> [Task directions] Where a line contains the word "Steuerklasse", copy that line in full.

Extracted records
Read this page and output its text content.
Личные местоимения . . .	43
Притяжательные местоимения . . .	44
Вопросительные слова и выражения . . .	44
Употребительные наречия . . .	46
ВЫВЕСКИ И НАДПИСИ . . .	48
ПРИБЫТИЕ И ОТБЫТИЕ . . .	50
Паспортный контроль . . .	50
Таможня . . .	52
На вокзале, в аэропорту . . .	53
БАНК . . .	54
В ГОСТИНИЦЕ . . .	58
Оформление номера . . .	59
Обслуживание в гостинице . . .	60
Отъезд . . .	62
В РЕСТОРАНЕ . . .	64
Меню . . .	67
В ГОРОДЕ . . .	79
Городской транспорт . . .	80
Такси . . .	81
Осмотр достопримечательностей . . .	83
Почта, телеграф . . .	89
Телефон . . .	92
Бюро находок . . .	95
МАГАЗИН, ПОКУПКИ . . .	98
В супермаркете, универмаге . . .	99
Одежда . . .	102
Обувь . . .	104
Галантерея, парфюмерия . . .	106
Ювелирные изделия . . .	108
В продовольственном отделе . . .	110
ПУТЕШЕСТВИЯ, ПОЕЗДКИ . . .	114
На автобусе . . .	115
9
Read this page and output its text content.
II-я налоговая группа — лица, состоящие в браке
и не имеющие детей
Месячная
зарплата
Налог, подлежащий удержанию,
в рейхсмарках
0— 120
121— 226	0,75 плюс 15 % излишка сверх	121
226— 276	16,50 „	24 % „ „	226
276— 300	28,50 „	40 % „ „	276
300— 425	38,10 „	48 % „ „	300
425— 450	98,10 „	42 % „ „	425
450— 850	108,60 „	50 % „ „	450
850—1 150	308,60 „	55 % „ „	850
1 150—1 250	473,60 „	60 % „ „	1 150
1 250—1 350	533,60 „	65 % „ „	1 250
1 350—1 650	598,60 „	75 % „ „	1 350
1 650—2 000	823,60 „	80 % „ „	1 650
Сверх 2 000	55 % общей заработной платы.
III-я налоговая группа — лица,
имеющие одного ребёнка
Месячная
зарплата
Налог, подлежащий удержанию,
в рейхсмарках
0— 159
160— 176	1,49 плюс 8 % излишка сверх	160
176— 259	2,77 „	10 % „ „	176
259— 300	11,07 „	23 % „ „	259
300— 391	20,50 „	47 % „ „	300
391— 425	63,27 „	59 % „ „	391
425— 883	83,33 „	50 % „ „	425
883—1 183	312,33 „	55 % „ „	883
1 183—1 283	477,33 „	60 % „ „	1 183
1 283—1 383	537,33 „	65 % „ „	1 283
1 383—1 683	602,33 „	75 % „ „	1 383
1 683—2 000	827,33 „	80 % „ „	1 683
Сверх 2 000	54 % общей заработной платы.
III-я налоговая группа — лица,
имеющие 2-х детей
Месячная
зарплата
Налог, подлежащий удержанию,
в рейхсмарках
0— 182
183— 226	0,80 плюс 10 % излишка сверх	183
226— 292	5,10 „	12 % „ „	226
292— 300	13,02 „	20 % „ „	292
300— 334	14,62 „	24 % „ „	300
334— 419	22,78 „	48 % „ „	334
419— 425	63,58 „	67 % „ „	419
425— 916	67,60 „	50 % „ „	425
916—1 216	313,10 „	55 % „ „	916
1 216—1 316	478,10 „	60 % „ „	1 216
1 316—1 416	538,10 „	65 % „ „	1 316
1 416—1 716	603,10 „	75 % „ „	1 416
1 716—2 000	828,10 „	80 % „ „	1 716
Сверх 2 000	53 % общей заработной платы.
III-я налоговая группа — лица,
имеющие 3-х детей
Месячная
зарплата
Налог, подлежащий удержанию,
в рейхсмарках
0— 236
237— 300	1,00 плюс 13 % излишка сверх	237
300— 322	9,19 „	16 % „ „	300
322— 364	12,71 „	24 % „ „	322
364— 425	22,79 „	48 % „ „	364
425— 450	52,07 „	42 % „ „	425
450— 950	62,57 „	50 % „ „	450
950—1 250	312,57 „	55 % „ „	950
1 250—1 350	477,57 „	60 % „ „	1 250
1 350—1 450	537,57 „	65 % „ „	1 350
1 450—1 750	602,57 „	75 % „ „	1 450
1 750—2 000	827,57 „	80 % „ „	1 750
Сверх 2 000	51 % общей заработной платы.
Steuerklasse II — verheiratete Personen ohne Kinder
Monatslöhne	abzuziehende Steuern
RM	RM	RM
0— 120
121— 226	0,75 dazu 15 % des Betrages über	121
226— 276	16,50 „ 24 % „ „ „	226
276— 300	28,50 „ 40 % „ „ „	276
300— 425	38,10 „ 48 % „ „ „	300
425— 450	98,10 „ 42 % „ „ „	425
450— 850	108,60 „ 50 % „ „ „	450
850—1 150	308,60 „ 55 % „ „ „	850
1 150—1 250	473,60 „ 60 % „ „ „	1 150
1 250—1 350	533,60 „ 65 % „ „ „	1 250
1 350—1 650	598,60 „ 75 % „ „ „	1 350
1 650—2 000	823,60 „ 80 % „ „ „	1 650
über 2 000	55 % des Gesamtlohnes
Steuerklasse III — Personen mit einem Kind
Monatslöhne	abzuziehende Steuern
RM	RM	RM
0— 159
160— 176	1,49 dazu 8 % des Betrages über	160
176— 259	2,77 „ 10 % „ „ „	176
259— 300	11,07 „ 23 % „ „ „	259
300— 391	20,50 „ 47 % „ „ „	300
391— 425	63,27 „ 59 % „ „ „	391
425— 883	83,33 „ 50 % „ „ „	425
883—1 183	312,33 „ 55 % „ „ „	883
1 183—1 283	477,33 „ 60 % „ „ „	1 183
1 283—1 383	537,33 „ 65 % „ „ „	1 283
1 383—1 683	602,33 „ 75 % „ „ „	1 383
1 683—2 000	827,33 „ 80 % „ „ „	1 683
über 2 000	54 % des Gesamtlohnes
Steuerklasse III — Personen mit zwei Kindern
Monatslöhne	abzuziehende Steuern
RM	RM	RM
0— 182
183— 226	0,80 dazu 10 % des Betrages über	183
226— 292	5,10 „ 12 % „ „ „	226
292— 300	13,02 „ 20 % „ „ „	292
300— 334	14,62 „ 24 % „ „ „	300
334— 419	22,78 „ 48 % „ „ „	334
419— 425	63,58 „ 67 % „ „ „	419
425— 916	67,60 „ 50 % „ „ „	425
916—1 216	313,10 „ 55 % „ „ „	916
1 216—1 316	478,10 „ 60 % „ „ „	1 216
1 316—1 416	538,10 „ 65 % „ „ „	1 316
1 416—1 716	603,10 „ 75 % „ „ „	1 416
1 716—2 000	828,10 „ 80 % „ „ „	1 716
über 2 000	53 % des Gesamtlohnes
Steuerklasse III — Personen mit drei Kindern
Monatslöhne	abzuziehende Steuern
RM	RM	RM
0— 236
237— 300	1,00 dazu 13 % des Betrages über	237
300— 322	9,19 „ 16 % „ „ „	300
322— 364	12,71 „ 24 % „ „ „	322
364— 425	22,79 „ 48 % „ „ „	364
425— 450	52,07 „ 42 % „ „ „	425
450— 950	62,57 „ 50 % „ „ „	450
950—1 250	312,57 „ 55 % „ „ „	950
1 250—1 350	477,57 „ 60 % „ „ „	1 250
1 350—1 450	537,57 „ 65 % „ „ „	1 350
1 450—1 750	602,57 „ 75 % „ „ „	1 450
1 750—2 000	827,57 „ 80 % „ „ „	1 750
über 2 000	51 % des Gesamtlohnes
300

> [Expected answer]
Steuerklasse II — verheiratete Personen ohne Kinder
Steuerklasse III — Personen mit einem Kind
Steuerklasse III — Personen mit zwei Kindern
Steuerklasse III — Personen mit drei Kindern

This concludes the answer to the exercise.